* TASK DIRECTIONS
Can you reproduce the stretch from the start of the entries through the line containing "buy-price-pips[interactable]: 32 —", swapping "candle-body" for "candle-rect" and keeping everything else the same, and return only those lines?

* DATA FOR THIS EXERCISE
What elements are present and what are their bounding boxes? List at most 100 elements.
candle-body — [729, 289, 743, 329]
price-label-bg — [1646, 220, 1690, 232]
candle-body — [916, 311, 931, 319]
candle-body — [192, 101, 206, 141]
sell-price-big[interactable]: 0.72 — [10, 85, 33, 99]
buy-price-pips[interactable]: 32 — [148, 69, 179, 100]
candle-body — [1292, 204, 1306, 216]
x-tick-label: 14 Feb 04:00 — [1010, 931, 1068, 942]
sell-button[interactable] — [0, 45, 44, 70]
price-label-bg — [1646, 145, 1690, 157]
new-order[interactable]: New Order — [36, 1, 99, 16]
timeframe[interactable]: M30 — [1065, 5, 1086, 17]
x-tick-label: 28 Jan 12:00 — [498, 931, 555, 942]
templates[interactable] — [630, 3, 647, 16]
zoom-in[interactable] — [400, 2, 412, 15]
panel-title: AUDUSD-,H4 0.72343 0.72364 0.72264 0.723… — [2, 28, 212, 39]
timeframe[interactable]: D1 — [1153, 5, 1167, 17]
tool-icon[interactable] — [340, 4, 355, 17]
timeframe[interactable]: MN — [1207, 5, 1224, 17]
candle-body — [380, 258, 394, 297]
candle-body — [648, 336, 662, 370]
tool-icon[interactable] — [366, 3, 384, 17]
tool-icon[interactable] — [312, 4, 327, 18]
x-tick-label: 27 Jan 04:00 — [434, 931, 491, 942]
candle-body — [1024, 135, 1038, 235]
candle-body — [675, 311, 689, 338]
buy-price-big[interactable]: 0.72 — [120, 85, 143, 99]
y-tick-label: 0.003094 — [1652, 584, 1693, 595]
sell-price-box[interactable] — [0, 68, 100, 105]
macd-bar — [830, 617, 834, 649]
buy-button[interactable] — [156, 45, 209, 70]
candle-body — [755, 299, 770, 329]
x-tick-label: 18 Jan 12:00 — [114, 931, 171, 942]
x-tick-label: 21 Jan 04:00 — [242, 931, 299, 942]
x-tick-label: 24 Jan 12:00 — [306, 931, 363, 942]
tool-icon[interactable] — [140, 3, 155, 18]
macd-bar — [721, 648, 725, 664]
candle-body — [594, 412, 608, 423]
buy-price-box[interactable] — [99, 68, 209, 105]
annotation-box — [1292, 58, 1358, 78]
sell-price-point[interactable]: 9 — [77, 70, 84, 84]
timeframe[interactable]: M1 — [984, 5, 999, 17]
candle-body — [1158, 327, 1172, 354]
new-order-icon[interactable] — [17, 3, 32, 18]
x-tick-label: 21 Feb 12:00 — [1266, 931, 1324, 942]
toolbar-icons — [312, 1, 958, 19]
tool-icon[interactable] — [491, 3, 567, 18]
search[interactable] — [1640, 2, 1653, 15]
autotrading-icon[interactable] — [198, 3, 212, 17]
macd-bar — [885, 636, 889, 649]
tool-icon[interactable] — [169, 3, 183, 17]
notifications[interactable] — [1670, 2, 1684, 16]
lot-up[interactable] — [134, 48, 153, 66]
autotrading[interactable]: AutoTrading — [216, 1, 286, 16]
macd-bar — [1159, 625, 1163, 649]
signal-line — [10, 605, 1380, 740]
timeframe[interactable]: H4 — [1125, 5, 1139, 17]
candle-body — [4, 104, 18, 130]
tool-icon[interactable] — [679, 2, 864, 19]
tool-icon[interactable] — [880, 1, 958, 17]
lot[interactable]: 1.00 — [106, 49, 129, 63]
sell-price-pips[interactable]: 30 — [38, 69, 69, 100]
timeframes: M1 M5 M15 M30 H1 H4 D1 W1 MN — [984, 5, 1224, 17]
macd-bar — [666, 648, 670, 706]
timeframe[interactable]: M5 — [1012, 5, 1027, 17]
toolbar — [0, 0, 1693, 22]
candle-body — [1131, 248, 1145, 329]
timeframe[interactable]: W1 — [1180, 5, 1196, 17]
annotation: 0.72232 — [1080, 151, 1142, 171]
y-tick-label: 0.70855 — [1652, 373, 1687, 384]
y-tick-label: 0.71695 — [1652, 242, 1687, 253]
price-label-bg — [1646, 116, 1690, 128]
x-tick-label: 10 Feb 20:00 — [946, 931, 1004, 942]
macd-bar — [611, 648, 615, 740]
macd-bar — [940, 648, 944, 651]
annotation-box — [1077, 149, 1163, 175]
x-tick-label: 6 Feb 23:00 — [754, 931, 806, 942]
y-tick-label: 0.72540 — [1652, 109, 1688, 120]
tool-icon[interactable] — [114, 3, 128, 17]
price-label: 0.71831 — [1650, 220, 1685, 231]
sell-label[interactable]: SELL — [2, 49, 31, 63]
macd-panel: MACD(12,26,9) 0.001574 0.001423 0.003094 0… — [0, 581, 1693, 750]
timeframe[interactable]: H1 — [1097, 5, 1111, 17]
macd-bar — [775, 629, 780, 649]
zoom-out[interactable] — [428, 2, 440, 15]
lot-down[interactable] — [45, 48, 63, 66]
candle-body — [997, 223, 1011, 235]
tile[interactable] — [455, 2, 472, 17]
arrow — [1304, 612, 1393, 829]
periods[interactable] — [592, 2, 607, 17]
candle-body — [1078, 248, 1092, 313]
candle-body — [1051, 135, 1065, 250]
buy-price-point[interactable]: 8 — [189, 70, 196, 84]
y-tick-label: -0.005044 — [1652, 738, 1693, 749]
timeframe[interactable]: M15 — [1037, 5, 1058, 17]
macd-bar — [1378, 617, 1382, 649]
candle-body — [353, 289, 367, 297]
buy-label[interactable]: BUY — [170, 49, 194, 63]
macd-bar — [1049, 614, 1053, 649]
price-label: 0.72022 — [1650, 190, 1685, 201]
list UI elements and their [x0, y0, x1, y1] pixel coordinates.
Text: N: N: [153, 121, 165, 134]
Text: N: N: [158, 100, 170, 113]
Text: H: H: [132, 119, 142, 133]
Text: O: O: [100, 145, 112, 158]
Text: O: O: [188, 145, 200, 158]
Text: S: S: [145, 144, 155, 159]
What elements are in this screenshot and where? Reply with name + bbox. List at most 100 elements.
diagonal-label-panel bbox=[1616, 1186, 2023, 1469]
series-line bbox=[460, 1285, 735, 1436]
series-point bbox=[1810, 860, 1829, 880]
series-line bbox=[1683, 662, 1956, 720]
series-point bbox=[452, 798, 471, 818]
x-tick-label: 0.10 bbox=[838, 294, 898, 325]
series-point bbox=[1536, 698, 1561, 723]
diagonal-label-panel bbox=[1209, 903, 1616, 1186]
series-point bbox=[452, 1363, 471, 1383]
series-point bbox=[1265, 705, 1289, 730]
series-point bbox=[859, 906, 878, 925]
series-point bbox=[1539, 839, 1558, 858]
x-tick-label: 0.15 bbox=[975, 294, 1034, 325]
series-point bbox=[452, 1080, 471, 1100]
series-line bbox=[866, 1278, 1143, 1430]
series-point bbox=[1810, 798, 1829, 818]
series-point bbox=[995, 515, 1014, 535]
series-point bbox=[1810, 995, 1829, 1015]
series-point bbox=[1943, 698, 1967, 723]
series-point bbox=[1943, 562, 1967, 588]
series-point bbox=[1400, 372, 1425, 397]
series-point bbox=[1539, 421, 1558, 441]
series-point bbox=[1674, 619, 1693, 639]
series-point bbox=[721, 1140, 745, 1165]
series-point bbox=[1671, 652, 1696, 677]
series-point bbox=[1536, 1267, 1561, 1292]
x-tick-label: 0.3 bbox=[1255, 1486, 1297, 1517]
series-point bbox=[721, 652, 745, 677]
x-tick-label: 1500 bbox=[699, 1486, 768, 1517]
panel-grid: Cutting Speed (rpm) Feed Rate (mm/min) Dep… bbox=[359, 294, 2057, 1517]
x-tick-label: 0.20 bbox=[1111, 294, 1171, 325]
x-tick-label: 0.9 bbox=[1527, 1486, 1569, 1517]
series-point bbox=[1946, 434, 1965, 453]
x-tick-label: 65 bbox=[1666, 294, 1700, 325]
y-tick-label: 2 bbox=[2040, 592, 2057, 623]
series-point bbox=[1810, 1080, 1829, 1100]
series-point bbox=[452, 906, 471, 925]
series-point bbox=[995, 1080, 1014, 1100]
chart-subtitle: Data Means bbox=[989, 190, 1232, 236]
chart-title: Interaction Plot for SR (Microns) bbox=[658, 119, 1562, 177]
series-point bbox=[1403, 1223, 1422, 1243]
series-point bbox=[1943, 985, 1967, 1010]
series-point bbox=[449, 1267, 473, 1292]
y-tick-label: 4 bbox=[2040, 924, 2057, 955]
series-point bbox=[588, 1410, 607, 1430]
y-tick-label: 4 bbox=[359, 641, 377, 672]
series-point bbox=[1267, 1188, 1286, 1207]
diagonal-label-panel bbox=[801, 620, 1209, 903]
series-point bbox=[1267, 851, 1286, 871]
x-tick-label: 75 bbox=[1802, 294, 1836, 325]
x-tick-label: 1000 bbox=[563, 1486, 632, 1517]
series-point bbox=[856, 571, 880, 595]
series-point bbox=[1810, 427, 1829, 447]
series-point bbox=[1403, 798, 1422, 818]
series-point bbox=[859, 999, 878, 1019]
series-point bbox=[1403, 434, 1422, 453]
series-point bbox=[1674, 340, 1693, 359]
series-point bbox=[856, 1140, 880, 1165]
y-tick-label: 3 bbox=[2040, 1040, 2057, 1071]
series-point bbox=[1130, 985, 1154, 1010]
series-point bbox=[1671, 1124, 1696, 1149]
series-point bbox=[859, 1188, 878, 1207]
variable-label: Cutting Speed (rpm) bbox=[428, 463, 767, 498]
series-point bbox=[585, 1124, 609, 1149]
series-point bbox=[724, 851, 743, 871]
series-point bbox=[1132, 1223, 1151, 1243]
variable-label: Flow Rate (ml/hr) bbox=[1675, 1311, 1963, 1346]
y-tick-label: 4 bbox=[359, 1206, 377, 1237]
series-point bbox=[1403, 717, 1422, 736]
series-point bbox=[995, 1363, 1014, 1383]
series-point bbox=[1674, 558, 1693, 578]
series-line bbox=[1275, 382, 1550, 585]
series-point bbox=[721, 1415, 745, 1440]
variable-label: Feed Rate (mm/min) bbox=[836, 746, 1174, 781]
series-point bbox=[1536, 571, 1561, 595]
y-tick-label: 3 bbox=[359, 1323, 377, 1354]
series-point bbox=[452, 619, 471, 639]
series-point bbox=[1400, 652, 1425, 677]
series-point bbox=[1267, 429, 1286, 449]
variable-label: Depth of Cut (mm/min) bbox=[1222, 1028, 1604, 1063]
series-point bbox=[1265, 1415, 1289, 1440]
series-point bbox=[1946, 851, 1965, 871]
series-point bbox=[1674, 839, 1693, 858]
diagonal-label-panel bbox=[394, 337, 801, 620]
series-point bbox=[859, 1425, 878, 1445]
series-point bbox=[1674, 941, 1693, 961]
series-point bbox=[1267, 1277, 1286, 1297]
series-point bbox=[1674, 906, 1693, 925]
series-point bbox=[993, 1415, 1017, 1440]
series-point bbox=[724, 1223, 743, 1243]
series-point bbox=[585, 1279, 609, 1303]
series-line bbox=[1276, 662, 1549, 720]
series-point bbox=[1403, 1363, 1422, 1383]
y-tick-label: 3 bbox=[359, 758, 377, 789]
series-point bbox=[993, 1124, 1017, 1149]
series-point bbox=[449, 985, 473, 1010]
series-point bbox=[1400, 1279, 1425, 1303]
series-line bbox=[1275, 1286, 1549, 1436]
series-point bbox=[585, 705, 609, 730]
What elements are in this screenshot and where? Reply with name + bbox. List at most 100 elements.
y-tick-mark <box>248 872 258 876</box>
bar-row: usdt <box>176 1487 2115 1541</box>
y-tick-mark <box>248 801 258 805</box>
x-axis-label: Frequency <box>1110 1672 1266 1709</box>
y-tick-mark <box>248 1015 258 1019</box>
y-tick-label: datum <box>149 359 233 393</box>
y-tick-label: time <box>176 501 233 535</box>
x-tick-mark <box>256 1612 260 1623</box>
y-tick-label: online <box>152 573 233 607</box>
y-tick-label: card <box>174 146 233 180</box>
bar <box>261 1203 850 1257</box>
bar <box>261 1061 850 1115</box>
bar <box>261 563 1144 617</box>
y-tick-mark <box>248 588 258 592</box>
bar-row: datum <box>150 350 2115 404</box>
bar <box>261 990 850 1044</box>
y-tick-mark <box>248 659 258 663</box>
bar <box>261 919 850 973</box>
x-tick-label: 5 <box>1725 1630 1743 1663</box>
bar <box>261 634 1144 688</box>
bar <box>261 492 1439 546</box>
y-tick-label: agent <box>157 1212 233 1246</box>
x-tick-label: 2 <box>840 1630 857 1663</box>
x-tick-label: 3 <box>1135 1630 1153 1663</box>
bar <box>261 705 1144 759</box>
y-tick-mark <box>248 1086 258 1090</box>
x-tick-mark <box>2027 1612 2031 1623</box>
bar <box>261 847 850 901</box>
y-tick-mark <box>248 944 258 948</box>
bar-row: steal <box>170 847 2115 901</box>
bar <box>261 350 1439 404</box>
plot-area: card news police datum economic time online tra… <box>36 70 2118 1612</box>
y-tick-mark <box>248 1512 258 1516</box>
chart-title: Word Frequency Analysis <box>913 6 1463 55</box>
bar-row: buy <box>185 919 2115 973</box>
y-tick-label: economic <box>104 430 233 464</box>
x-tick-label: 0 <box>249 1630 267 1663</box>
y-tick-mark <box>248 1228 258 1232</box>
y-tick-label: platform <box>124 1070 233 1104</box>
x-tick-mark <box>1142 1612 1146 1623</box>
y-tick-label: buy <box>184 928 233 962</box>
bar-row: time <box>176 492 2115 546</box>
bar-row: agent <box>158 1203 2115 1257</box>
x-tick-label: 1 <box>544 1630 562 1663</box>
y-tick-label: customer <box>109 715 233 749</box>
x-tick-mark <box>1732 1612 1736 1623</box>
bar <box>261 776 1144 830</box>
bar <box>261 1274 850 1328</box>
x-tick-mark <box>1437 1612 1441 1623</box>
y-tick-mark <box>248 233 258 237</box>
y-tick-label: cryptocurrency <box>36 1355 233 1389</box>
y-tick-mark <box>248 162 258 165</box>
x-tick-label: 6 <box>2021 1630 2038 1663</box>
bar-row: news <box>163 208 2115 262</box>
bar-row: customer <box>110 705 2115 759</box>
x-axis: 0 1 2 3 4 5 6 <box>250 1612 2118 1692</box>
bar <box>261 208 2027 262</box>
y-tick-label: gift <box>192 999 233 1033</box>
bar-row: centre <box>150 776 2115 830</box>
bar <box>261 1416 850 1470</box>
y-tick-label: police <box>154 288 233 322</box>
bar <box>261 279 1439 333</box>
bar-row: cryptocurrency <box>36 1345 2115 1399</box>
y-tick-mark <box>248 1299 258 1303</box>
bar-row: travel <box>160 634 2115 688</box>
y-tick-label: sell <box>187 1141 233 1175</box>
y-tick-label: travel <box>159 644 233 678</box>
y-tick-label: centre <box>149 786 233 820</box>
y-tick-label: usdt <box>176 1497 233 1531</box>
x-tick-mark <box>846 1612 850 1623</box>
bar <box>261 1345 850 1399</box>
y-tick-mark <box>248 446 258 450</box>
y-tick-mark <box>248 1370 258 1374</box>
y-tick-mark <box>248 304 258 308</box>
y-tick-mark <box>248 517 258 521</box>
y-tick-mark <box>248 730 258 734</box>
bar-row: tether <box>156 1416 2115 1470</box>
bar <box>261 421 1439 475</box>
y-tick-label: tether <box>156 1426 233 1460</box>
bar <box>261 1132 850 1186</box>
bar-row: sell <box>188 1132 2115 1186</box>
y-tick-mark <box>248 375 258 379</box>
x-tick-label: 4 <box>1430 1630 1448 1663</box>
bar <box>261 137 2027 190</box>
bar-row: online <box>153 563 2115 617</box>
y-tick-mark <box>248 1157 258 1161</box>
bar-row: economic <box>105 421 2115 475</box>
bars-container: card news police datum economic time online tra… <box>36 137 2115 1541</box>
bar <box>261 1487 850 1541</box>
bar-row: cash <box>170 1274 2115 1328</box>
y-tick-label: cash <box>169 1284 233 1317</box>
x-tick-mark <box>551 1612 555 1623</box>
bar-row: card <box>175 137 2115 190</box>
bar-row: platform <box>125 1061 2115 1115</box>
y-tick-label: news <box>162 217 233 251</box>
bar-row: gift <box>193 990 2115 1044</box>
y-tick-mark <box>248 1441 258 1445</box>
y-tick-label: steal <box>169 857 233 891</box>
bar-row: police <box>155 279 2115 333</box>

* COMPLETE RESPONSE
What elements are present and what are their bounding boxes? List at most 100 elements.
candle-rect — [729, 289, 743, 329]
price-label-bg — [1646, 220, 1690, 232]
candle-rect — [916, 311, 931, 319]
candle-rect — [192, 101, 206, 141]
sell-price-big[interactable]: 0.72 — [10, 85, 33, 99]
buy-price-pips[interactable]: 32 — [148, 69, 179, 100]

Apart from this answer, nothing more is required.